STATED TASK – Transcribe the listing verbatim. Do not carry over any pictures.
--- begin RECORDS FOR THIS TASK ---
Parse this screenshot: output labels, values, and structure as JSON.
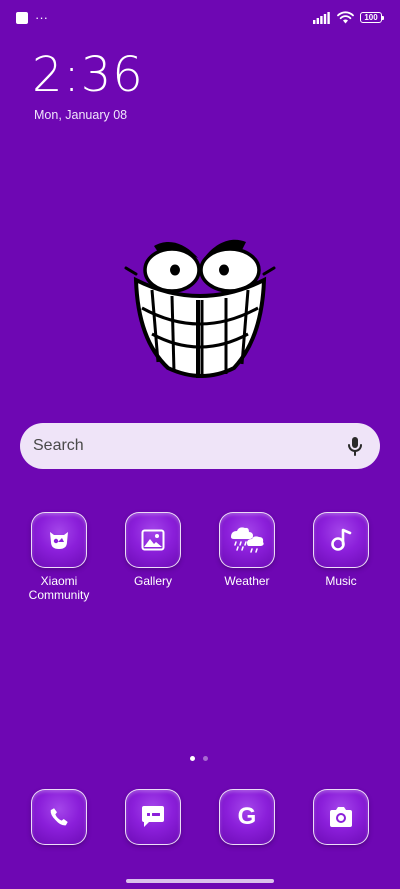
{
  "status_bar": {
    "notification_more": "···",
    "battery_level": "100"
  },
  "lock": {
    "time": "2:36",
    "date": "Mon, January 08"
  },
  "search": {
    "placeholder": "Search"
  },
  "apps": [
    {
      "label": "Xiaomi Community",
      "icon": "mi-bunny-icon"
    },
    {
      "label": "Gallery",
      "icon": "gallery-icon"
    },
    {
      "label": "Weather",
      "icon": "weather-icon"
    },
    {
      "label": "Music",
      "icon": "music-icon"
    }
  ],
  "dock": [
    {
      "icon": "phone-icon"
    },
    {
      "icon": "messages-icon"
    },
    {
      "icon": "google-icon",
      "glyph": "G"
    },
    {
      "icon": "camera-icon"
    }
  ],
  "page_indicator": {
    "pages": 2,
    "current": 1
  },
  "colors": {
    "wallpaper": "#6e07b3",
    "icon_fill": "#8b1fda",
    "search_bg": "#efe4f8"
  }
}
--- end RECORDS FOR THIS TASK ---
ANSWER –
Parse this screenshot: output labels, values, and structure as JSON.
{
  "status_bar": {
    "notification_more": "···",
    "battery_level": "100"
  },
  "lock": {
    "time": "2:36",
    "date": "Mon, January 08"
  },
  "search": {
    "placeholder": "Search"
  },
  "apps": [
    {
      "label": "Xiaomi Community",
      "icon": "mi-bunny-icon"
    },
    {
      "label": "Gallery",
      "icon": "gallery-icon"
    },
    {
      "label": "Weather",
      "icon": "weather-icon"
    },
    {
      "label": "Music",
      "icon": "music-icon"
    }
  ],
  "dock": [
    {
      "icon": "phone-icon"
    },
    {
      "icon": "messages-icon"
    },
    {
      "icon": "google-icon",
      "glyph": "G"
    },
    {
      "icon": "camera-icon"
    }
  ],
  "page_indicator": {
    "pages": 2,
    "current": 1
  },
  "colors": {
    "wallpaper": "#6e07b3",
    "icon_fill": "#8b1fda",
    "search_bg": "#efe4f8"
  }
}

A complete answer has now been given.